REQUIRED WORK: Return the data below word for word, starting with its first line and going on through the line with "file-status: Sin archivos".

EXTRACTED MATERIAL:
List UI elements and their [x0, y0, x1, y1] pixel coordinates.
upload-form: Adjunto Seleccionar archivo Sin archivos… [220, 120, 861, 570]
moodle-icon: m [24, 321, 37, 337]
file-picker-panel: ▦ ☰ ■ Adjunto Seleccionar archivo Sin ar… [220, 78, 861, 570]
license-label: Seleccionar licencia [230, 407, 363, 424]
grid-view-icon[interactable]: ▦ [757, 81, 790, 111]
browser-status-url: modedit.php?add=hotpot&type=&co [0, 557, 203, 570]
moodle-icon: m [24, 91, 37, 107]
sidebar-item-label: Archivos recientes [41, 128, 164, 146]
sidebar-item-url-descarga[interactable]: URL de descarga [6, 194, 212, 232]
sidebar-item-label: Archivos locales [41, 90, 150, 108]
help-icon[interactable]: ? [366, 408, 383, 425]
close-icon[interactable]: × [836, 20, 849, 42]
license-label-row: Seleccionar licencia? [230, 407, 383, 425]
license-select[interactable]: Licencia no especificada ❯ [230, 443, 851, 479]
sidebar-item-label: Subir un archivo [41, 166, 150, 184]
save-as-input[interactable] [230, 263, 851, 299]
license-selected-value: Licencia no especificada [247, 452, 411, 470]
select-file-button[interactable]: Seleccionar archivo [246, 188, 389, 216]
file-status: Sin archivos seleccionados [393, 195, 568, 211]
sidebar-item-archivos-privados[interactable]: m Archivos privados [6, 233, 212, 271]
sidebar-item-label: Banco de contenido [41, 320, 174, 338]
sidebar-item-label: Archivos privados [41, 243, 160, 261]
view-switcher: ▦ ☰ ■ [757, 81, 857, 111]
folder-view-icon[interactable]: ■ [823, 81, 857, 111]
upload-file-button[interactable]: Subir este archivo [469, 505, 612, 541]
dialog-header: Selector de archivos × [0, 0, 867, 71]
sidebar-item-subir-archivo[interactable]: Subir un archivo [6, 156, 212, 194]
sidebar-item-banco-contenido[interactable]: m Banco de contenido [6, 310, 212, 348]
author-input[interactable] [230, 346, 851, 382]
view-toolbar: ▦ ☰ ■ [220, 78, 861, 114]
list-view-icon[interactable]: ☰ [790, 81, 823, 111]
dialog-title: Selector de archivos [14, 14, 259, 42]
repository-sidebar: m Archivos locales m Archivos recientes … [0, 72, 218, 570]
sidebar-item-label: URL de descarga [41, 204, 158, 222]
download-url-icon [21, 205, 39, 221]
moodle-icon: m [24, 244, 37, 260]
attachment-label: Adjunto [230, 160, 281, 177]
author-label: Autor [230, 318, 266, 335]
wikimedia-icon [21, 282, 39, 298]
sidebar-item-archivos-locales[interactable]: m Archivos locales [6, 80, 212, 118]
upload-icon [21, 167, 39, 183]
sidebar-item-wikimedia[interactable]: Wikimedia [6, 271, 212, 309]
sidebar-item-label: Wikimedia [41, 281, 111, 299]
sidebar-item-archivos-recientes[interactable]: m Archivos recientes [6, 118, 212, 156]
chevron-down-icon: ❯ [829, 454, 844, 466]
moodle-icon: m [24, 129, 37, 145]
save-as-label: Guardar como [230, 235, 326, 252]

EXPECTED OUTPUT:
List UI elements and their [x0, y0, x1, y1] pixel coordinates.
upload-form: Adjunto Seleccionar archivo Sin archivos… [220, 120, 861, 570]
moodle-icon: m [24, 321, 37, 337]
file-picker-panel: ▦ ☰ ■ Adjunto Seleccionar archivo Sin ar… [220, 78, 861, 570]
license-label: Seleccionar licencia [230, 407, 363, 424]
grid-view-icon[interactable]: ▦ [757, 81, 790, 111]
browser-status-url: modedit.php?add=hotpot&type=&co [0, 557, 203, 570]
moodle-icon: m [24, 91, 37, 107]
sidebar-item-label: Archivos recientes [41, 128, 164, 146]
sidebar-item-url-descarga[interactable]: URL de descarga [6, 194, 212, 232]
sidebar-item-label: Archivos locales [41, 90, 150, 108]
help-icon[interactable]: ? [366, 408, 383, 425]
close-icon[interactable]: × [836, 20, 849, 42]
license-label-row: Seleccionar licencia? [230, 407, 383, 425]
license-select[interactable]: Licencia no especificada ❯ [230, 443, 851, 479]
sidebar-item-label: Subir un archivo [41, 166, 150, 184]
save-as-input[interactable] [230, 263, 851, 299]
license-selected-value: Licencia no especificada [247, 452, 411, 470]
select-file-button[interactable]: Seleccionar archivo [246, 188, 389, 216]
file-status: Sin archivos seleccionados [393, 195, 568, 211]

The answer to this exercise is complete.